# AIM:
Gather all lines containing the string "count" and copy them out.

* begin INFORMATION PROVIDED *

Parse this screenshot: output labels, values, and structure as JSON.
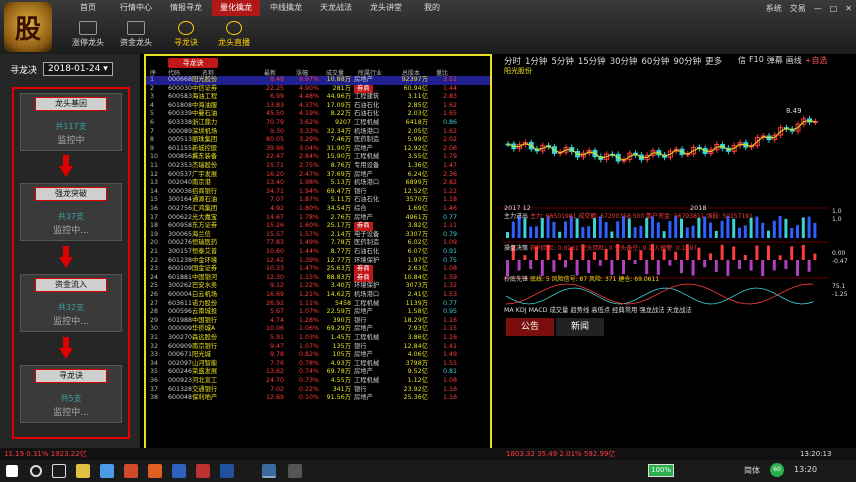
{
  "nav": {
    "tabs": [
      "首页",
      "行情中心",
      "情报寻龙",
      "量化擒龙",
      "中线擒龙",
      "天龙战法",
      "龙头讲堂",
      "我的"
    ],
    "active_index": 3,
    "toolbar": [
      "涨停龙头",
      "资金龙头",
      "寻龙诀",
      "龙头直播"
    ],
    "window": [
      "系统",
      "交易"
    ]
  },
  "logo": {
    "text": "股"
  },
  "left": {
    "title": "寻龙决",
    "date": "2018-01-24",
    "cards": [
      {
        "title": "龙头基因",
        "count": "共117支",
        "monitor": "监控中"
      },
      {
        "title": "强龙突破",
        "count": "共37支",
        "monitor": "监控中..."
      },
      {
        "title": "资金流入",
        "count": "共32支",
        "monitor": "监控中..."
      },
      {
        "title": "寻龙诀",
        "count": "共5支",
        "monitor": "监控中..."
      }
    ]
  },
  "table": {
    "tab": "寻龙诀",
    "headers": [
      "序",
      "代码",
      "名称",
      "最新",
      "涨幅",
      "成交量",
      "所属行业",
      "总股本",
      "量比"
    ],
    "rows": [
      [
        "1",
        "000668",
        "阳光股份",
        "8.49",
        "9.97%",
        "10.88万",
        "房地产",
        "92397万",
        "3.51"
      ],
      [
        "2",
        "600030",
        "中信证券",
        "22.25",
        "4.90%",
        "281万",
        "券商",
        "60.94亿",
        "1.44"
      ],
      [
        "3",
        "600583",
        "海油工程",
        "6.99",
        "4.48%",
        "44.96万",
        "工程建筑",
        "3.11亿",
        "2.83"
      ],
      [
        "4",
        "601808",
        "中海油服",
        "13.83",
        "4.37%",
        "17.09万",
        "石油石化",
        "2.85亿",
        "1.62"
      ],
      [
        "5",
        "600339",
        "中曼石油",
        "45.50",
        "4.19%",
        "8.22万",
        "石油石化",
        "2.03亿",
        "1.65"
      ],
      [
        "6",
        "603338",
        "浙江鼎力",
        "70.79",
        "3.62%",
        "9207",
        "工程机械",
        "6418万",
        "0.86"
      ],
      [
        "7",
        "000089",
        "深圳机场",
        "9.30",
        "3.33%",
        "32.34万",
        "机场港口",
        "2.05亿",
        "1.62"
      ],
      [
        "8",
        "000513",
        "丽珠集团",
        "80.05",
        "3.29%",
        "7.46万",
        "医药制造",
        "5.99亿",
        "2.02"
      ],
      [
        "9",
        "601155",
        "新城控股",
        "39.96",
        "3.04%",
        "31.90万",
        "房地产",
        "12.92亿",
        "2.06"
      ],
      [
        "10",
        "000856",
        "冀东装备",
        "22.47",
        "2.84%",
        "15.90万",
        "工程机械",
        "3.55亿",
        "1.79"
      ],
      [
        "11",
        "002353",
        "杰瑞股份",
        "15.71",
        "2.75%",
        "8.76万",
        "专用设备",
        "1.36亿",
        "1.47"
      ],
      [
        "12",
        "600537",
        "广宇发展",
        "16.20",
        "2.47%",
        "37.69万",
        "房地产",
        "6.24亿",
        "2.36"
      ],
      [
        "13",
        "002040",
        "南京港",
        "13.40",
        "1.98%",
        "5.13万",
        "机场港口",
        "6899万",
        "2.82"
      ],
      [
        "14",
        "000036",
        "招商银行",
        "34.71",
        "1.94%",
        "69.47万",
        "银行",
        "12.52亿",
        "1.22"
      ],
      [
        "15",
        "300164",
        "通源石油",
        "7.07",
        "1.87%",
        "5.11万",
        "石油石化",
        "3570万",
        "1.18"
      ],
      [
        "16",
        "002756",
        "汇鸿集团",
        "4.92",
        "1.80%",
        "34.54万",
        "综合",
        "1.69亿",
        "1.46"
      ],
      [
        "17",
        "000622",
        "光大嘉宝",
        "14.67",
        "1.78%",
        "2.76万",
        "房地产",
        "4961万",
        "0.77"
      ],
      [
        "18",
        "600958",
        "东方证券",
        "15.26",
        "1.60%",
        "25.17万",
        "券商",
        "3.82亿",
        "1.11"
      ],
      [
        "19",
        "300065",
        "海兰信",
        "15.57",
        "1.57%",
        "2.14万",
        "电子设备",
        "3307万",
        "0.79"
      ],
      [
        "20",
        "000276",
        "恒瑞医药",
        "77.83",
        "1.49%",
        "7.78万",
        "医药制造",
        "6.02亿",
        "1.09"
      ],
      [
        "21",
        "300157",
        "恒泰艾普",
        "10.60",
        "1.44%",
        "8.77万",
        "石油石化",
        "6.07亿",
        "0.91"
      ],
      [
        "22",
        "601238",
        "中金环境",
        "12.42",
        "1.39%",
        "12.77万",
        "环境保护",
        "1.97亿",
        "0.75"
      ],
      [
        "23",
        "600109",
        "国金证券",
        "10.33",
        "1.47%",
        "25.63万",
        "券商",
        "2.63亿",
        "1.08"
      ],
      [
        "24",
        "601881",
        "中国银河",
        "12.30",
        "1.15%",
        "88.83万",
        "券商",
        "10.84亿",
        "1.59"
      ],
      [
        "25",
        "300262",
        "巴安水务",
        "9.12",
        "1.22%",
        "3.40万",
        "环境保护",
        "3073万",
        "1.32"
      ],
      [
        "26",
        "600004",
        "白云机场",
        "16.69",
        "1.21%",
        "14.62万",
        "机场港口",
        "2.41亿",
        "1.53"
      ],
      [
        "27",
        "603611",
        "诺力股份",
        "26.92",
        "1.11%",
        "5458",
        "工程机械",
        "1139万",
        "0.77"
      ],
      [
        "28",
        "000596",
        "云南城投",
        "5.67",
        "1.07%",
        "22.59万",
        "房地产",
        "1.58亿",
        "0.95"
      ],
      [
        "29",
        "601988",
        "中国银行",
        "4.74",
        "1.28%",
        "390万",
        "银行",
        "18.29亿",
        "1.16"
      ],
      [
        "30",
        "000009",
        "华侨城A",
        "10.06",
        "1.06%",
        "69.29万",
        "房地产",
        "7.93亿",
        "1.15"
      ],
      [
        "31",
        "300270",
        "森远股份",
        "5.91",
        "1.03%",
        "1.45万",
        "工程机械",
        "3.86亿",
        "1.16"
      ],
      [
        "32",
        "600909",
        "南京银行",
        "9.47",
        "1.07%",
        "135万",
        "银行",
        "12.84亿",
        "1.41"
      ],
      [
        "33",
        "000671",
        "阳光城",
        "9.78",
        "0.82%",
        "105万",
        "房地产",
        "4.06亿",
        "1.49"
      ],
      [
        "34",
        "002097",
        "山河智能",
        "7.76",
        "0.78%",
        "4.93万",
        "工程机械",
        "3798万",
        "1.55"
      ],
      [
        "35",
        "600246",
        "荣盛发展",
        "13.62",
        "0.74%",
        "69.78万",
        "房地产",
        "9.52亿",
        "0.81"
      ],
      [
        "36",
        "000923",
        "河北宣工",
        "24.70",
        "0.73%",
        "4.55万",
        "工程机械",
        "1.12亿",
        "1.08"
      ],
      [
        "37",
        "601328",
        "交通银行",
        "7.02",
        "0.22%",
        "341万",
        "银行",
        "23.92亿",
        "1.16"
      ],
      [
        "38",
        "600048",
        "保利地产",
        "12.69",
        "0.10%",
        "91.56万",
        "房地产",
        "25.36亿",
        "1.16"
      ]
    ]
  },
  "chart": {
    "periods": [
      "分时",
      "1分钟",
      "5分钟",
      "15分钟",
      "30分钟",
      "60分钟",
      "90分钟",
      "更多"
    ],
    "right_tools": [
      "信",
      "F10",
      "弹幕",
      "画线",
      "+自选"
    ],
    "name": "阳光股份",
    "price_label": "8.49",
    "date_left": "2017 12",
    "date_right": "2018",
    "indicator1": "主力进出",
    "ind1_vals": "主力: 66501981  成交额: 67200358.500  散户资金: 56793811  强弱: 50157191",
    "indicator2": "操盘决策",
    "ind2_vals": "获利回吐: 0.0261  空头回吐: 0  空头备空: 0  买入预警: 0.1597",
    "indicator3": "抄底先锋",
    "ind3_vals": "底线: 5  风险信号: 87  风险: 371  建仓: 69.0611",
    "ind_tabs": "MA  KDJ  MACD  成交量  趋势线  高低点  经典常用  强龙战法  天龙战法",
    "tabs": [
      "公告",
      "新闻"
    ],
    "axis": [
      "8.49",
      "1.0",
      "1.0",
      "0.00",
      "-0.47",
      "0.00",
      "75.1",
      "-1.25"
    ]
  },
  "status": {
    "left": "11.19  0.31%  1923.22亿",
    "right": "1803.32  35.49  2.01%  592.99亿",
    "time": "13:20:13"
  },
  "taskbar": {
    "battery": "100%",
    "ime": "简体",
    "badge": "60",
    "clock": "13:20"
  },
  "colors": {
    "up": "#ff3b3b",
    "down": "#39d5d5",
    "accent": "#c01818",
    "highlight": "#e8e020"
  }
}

* end INFORMATION PROVIDED *

# EXPECTED ANSWER:
        "count": "共117支",
        "count": "共37支",
        "count": "共32支",
        "count": "共5支",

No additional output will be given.